**Your goal**
Reproduce every entry exactly.

— Start of Exercise materials —

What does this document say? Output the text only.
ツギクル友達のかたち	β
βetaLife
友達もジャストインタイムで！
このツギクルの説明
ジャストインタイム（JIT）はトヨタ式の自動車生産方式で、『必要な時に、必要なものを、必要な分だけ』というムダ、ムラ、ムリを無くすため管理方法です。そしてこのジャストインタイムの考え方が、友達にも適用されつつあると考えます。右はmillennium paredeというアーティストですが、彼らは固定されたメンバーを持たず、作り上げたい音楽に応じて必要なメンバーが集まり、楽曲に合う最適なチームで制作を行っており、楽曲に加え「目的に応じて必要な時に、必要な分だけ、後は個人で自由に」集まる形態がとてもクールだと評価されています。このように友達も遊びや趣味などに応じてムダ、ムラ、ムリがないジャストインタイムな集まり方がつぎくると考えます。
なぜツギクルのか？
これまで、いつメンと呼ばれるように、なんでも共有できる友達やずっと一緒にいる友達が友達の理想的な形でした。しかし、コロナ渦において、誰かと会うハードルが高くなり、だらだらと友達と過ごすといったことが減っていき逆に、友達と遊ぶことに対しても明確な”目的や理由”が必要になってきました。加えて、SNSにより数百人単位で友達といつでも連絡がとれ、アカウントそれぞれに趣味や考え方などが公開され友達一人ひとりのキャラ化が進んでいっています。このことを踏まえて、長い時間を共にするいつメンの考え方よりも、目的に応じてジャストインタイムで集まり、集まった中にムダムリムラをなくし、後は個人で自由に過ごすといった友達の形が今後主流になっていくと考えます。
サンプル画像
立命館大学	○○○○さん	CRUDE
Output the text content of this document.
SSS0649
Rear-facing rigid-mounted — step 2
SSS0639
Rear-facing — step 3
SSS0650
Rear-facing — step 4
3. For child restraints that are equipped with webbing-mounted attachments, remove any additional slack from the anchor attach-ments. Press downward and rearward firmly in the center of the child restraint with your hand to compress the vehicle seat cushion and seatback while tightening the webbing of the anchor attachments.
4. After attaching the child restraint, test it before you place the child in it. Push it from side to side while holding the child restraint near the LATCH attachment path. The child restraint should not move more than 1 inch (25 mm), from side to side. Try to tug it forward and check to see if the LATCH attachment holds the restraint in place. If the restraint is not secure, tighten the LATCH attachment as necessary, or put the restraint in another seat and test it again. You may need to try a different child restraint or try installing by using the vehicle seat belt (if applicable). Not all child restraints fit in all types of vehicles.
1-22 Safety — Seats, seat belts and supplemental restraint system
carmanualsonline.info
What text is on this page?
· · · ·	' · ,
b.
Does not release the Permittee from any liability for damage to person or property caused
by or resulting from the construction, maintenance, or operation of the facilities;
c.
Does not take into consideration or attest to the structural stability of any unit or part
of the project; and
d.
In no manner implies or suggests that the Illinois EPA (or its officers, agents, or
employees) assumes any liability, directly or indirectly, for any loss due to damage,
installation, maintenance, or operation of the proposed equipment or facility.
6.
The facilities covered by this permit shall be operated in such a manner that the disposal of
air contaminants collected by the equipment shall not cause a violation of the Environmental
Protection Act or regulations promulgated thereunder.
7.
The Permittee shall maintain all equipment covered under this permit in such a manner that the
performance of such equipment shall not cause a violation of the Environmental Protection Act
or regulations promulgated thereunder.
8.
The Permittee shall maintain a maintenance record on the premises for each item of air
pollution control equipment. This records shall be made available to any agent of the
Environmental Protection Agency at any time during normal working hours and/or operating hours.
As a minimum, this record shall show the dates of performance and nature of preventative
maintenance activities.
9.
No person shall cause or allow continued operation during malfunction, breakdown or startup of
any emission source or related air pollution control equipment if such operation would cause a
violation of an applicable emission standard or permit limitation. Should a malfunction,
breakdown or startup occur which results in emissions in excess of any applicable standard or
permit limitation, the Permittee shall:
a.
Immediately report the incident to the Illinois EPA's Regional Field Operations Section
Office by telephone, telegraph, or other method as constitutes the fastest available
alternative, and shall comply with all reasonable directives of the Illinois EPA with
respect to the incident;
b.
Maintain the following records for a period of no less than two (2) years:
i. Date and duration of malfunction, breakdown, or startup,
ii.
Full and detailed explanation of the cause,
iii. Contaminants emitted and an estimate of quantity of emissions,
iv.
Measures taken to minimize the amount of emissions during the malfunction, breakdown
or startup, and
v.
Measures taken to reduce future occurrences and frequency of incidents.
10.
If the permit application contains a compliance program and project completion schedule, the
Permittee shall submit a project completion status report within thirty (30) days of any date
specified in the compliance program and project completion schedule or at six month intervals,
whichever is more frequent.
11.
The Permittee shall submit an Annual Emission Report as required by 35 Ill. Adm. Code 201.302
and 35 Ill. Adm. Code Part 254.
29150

— End of Exercise materials —

**Written solution**
What does this document say? Output the text only.
ツギクル友達のかたち	β
βetaLife
友達もジャストインタイムで！
このツギクルの説明
ジャストインタイム（JIT）はトヨタ式の自動車生産方式で、『必要な時に、必要なものを、必要な分だけ』というムダ、ムラ、ムリを無くすため管理方法です。そしてこのジャストインタイムの考え方が、友達にも適用されつつあると考えます。右はmillennium paredeというアーティストですが、彼らは固定されたメンバーを持たず、作り上げたい音楽に応じて必要なメンバーが集まり、楽曲に合う最適なチームで制作を行っており、楽曲に加え「目的に応じて必要な時に、必要な分だけ、後は個人で自由に」集まる形態がとてもクールだと評価されています。このように友達も遊びや趣味などに応じてムダ、ムラ、ムリがないジャストインタイムな集まり方がつぎくると考えます。
なぜツギクルのか？
これまで、いつメンと呼ばれるように、なんでも共有できる友達やずっと一緒にいる友達が友達の理想的な形でした。しかし、コロナ渦において、誰かと会うハードルが高くなり、だらだらと友達と過ごすといったことが減っていき逆に、友達と遊ぶことに対しても明確な”目的や理由”が必要になってきました。加えて、SNSにより数百人単位で友達といつでも連絡がとれ、アカウントそれぞれに趣味や考え方などが公開され友達一人ひとりのキャラ化が進んでいっています。このことを踏まえて、長い時間を共にするいつメンの考え方よりも、目的に応じてジャストインタイムで集まり、集まった中にムダムリムラをなくし、後は個人で自由に過ごすといった友達の形が今後主流になっていくと考えます。
サンプル画像
立命館大学	○○○○さん	CRUDE
Output the text content of this document.
SSS0649
Rear-facing rigid-mounted — step 2
SSS0639
Rear-facing — step 3
SSS0650
Rear-facing — step 4
3. For child restraints that are equipped with webbing-mounted attachments, remove any additional slack from the anchor attach-ments. Press downward and rearward firmly in the center of the child restraint with your hand to compress the vehicle seat cushion and seatback while tightening the webbing of the anchor attachments.
4. After attaching the child restraint, test it before you place the child in it. Push it from side to side while holding the child restraint near the LATCH attachment path. The child restraint should not move more than 1 inch (25 mm), from side to side. Try to tug it forward and check to see if the LATCH attachment holds the restraint in place. If the restraint is not secure, tighten the LATCH attachment as necessary, or put the restraint in another seat and test it again. You may need to try a different child restraint or try installing by using the vehicle seat belt (if applicable). Not all child restraints fit in all types of vehicles.
1-22 Safety — Seats, seat belts and supplemental restraint system
carmanualsonline.info
What text is on this page?
· · · ·	' · ,
b.
Does not release the Permittee from any liability for damage to person or property caused
by or resulting from the construction, maintenance, or operation of the facilities;
c.
Does not take into consideration or attest to the structural stability of any unit or part
of the project; and
d.
In no manner implies or suggests that the Illinois EPA (or its officers, agents, or
employees) assumes any liability, directly or indirectly, for any loss due to damage,
installation, maintenance, or operation of the proposed equipment or facility.
6.
The facilities covered by this permit shall be operated in such a manner that the disposal of
air contaminants collected by the equipment shall not cause a violation of the Environmental
Protection Act or regulations promulgated thereunder.
7.
The Permittee shall maintain all equipment covered under this permit in such a manner that the
performance of such equipment shall not cause a violation of the Environmental Protection Act
or regulations promulgated thereunder.
8.
The Permittee shall maintain a maintenance record on the premises for each item of air
pollution control equipment. This records shall be made available to any agent of the
Environmental Protection Agency at any time during normal working hours and/or operating hours.
As a minimum, this record shall show the dates of performance and nature of preventative
maintenance activities.
9.
No person shall cause or allow continued operation during malfunction, breakdown or startup of
any emission source or related air pollution control equipment if such operation would cause a
violation of an applicable emission standard or permit limitation. Should a malfunction,
breakdown or startup occur which results in emissions in excess of any applicable standard or
permit limitation, the Permittee shall:
a.
Immediately report the incident to the Illinois EPA's Regional Field Operations Section
Office by telephone, telegraph, or other method as constitutes the fastest available
alternative, and shall comply with all reasonable directives of the Illinois EPA with
respect to the incident;
b.
Maintain the following records for a period of no less than two (2) years:
i. Date and duration of malfunction, breakdown, or startup,
ii.
Full and detailed explanation of the cause,
iii. Contaminants emitted and an estimate of quantity of emissions,
iv.
Measures taken to minimize the amount of emissions during the malfunction, breakdown
or startup, and
v.
Measures taken to reduce future occurrences and frequency of incidents.
10.
If the permit application contains a compliance program and project completion schedule, the
Permittee shall submit a project completion status report within thirty (30) days of any date
specified in the compliance program and project completion schedule or at six month intervals,
whichever is more frequent.
11.
The Permittee shall submit an Annual Emission Report as required by 35 Ill. Adm. Code 201.302
and 35 Ill. Adm. Code Part 254.
29150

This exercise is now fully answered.